# Brief
Select every line containing the word "dans" from the material, and copy those lines.

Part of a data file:
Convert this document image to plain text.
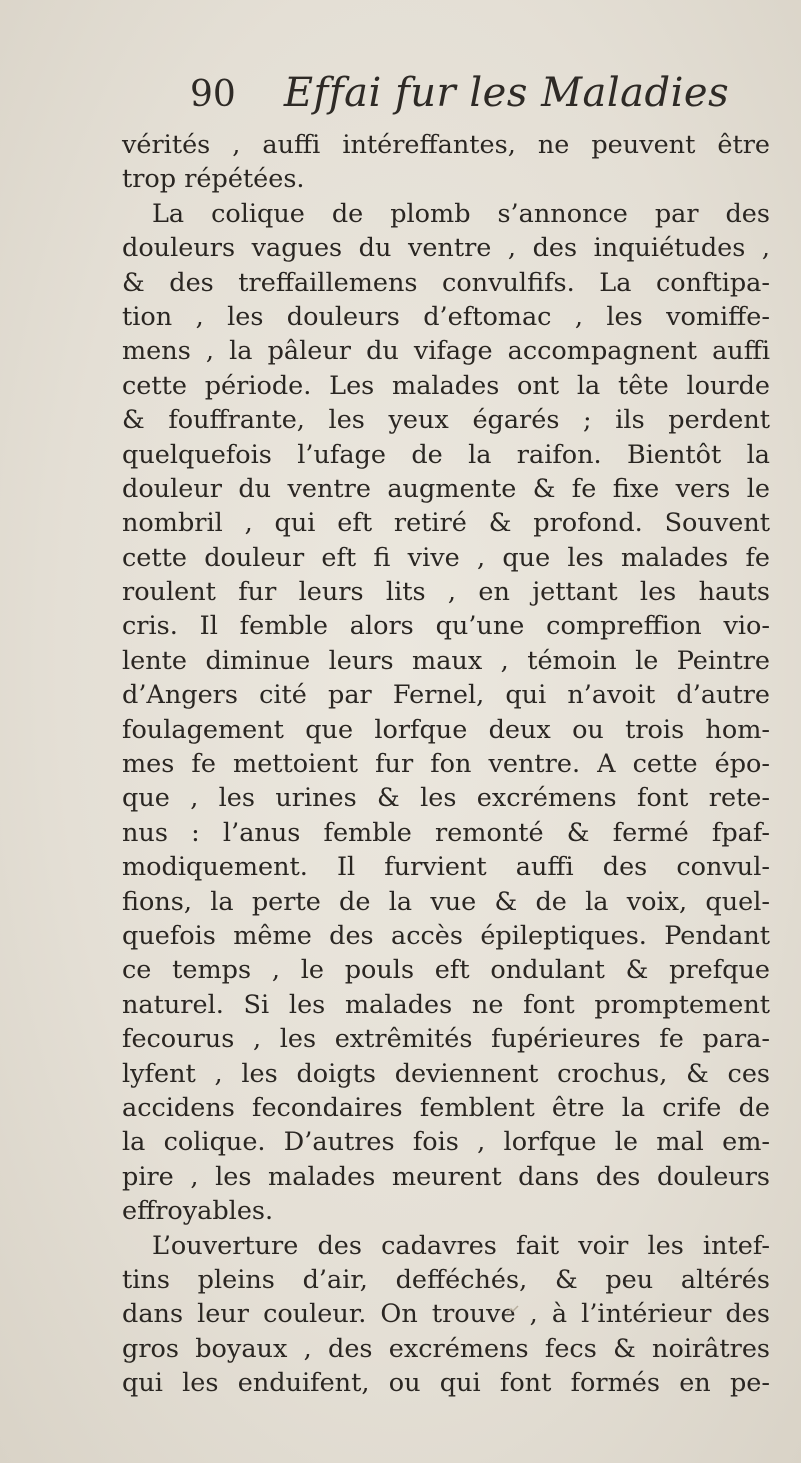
90 Effai fur les Maladies
vérités , auffi intéreffantes, ne peuvent être
trop répétées.
La colique de plomb s’annonce par des
douleurs vagues du ventre , des inquiétudes ,
& des treffaillemens convulfifs. La conftipa-
tion , les douleurs d’eftomac , les vomiffe-
mens , la pâleur du vifage accompagnent auffi
cette période. Les malades ont la tête lourde
& fouffrante, les yeux égarés ; ils perdent
quelquefois l’ufage de la raifon. Bientôt la
douleur du ventre augmente & fe fixe vers le
nombril , qui eft retiré & profond. Souvent
cette douleur eft fi vive , que les malades fe
roulent fur leurs lits , en jettant les hauts
cris. Il femble alors qu’une compreffion vio-
lente diminue leurs maux , témoin le Peintre
d’Angers cité par Fernel, qui n’avoit d’autre
foulagement que lorfque deux ou trois hom-
mes fe mettoient fur fon ventre. A cette épo-
que , les urines & les excrémens font rete-
nus : l’anus femble remonté & fermé fpaf-
modiquement. Il furvient auffi des convul-
fions, la perte de la vue & de la voix, quel-
quefois même des accès épileptiques. Pendant
ce temps , le pouls eft ondulant & prefque
naturel. Si les malades ne font promptement
fecourus , les extrêmités fupérieures fe para-
lyfent , les doigts deviennent crochus, & ces
accidens fecondaires femblent être la crife de
la colique. D’autres fois , lorfque le mal em-
pire , les malades meurent dans des douleurs
effroyables.
L’ouverture des cadavres fait voir les intef-
tins pleins d’air, defféchés, & peu altérés
dans leur couleur. On trouve , à l’intérieur des
gros boyaux , des excrémens fecs & noirâtres
qui les enduifent, ou qui font formés en pe-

# Problem solution
pire , les malades meurent dans des douleurs
dans leur couleur. On trouve , à l’intérieur des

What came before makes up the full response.